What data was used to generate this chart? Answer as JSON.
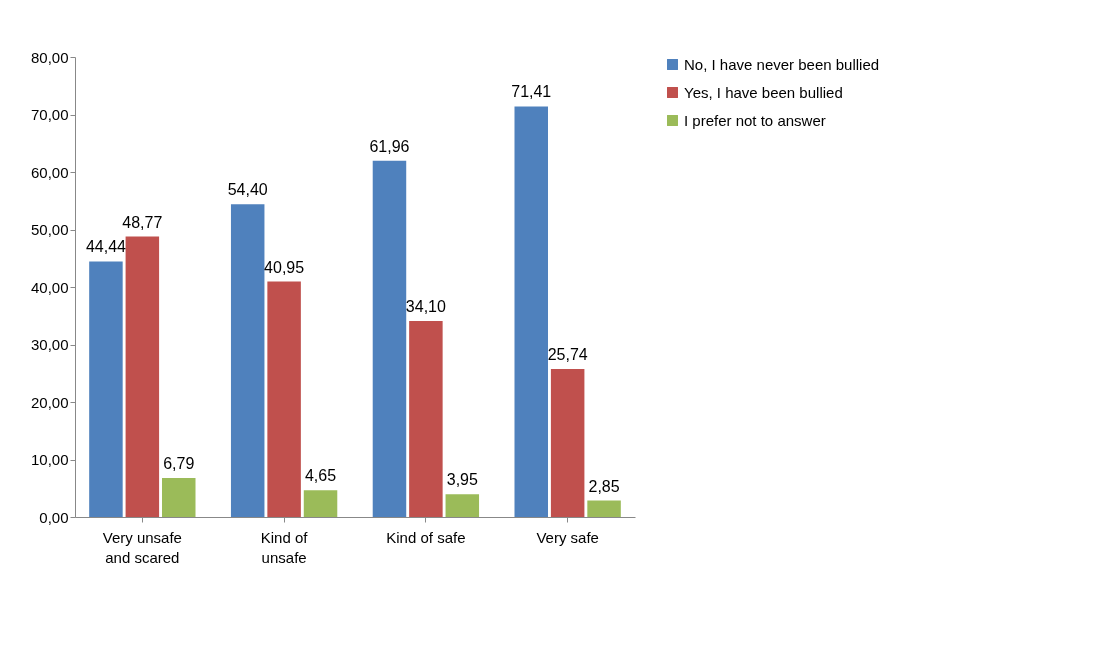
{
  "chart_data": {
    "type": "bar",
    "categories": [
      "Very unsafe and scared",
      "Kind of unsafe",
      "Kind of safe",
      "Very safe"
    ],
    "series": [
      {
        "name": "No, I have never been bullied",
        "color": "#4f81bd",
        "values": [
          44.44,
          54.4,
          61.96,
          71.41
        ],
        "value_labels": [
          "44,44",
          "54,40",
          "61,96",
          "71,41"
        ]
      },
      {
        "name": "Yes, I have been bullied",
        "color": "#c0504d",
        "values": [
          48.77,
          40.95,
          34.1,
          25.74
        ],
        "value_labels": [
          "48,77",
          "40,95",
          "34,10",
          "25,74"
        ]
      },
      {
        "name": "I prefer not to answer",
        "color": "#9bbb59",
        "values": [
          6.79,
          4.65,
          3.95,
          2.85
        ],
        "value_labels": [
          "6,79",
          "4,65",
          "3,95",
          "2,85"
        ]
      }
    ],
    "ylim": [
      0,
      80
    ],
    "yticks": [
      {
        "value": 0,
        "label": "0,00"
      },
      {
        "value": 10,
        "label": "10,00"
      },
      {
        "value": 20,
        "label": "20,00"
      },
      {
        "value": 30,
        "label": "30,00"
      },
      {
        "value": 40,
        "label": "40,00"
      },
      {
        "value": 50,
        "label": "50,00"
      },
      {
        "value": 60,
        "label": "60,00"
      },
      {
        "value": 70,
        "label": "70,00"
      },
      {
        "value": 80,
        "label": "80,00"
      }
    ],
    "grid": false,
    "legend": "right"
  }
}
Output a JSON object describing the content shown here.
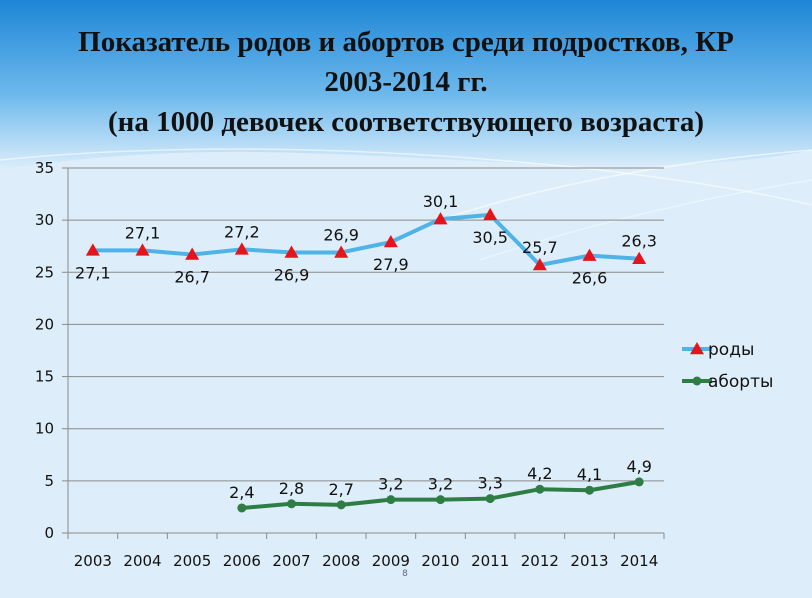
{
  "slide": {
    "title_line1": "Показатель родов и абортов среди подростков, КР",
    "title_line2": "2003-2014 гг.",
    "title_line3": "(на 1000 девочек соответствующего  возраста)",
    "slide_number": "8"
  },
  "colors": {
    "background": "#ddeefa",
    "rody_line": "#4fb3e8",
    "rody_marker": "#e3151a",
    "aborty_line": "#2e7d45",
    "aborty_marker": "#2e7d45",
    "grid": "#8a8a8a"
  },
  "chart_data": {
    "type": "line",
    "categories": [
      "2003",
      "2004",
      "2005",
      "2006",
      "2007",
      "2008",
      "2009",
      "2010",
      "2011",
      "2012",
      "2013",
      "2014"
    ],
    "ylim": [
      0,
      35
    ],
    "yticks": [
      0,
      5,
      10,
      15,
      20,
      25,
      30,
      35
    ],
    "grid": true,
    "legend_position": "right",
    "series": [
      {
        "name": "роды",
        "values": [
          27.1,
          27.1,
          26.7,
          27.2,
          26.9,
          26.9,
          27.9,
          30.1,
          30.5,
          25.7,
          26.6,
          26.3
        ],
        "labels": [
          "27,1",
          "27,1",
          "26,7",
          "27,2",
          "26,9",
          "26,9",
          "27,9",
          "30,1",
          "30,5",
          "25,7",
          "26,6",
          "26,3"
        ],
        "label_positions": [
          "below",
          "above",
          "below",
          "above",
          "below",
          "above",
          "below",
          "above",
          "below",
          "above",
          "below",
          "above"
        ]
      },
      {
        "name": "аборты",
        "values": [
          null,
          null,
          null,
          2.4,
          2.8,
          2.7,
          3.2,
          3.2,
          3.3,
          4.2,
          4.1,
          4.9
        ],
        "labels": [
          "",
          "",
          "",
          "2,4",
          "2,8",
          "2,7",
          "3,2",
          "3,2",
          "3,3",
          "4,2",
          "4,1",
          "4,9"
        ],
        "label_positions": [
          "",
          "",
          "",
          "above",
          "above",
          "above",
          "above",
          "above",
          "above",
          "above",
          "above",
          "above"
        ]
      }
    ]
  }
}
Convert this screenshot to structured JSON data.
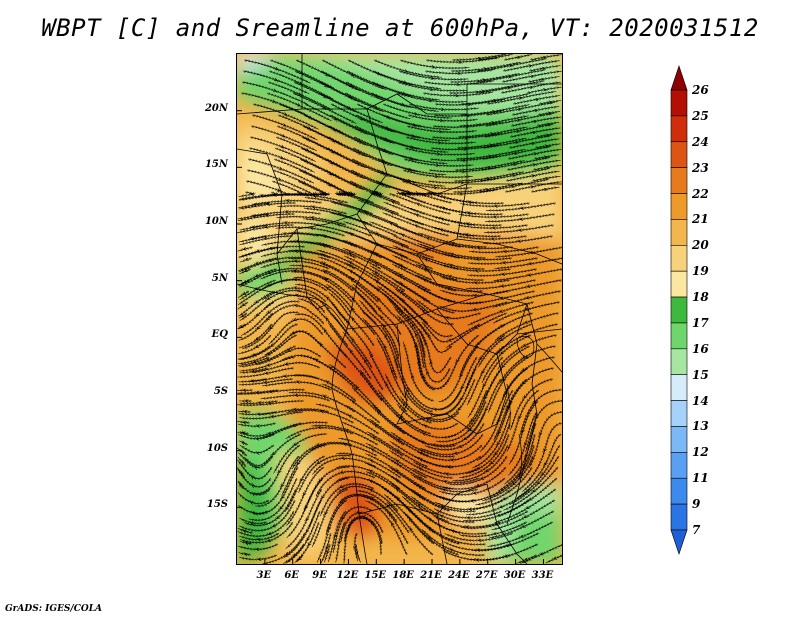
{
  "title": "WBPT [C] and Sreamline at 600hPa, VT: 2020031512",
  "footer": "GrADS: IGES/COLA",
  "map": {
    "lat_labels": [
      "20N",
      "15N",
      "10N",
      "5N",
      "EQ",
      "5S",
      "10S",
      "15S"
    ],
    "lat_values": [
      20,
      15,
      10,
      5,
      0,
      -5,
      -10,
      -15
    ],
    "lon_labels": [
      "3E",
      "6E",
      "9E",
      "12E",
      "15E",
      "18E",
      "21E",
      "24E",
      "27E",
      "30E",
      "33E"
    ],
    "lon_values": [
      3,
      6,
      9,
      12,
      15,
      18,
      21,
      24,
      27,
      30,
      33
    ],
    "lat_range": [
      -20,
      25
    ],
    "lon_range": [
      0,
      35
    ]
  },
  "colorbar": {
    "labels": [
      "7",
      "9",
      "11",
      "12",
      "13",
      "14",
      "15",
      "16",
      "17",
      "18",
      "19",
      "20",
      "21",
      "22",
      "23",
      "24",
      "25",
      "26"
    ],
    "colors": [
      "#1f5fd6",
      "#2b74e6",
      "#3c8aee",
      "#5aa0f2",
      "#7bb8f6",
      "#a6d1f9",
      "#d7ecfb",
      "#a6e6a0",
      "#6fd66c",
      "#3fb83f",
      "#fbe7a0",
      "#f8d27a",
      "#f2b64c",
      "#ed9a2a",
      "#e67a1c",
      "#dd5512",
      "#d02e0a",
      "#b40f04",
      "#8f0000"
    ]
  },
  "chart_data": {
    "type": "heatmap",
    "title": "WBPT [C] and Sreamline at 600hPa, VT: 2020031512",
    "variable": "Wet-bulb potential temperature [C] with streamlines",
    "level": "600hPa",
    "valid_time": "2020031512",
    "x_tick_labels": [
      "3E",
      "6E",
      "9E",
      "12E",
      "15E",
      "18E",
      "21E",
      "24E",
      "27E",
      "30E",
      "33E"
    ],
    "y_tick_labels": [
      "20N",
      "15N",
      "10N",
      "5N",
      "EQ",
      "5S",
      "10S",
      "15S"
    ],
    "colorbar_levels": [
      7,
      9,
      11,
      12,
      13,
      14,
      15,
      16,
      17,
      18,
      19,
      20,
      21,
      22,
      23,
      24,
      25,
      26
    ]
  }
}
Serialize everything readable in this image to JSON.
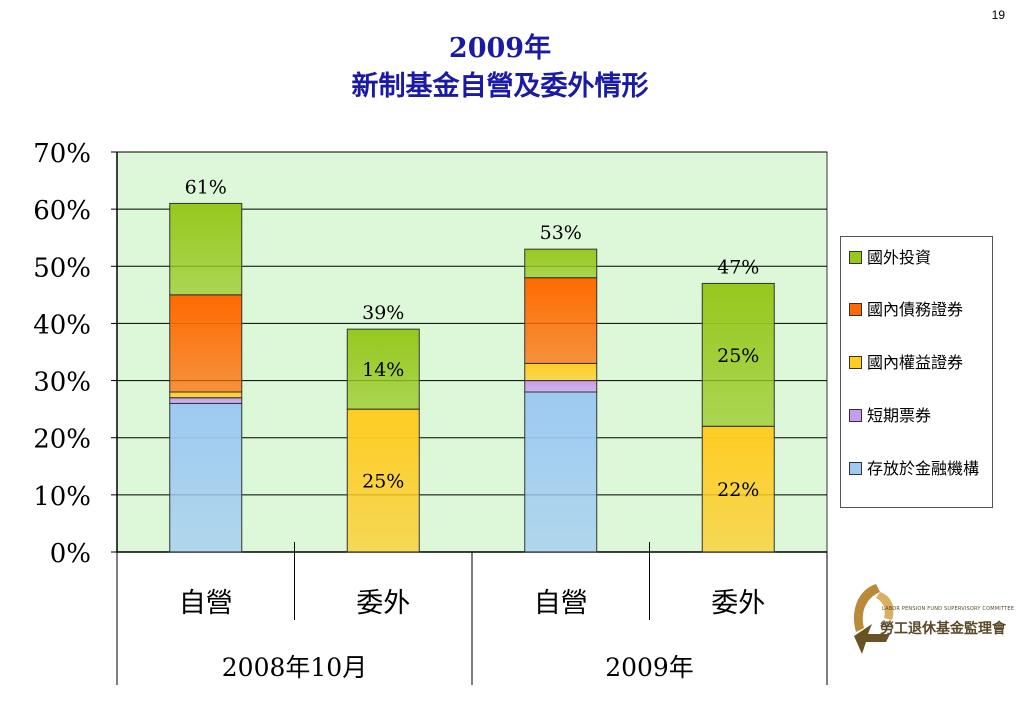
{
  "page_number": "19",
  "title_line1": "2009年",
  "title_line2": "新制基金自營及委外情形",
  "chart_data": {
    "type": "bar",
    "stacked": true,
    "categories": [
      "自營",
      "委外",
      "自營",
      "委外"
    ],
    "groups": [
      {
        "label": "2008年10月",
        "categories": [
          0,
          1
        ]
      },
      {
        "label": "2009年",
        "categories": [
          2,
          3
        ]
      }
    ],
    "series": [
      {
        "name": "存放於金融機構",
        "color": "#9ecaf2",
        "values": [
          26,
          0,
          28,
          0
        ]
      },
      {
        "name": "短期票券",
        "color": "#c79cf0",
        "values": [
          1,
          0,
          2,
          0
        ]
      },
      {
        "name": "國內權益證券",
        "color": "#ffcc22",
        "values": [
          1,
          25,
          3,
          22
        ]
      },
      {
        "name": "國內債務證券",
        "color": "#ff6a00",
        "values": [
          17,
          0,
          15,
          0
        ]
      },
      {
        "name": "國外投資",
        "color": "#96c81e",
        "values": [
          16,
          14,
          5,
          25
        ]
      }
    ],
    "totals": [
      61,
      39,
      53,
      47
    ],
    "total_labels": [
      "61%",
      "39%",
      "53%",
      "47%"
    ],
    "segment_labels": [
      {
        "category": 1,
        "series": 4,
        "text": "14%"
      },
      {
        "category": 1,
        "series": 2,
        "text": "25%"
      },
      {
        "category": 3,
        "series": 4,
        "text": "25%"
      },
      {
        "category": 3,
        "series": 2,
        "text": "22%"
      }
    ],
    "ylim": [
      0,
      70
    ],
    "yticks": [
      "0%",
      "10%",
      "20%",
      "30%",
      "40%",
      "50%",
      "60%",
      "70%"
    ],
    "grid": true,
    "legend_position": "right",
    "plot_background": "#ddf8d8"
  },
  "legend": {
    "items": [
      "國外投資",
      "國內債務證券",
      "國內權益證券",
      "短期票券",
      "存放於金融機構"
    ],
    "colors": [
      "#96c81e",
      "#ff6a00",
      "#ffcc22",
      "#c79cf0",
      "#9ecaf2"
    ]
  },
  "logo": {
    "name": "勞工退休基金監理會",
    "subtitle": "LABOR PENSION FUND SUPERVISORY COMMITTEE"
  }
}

.....

[TO BE DONE]
Your task is to collect every line above that contains the word "JSON".

[RESPONSE BELOW]
What data was used to generate this chart? Answer as JSON.
Output a JSON object describing the content shown here.
Convert this screenshot to structured JSON data.
Serialize everything readable in this image to JSON.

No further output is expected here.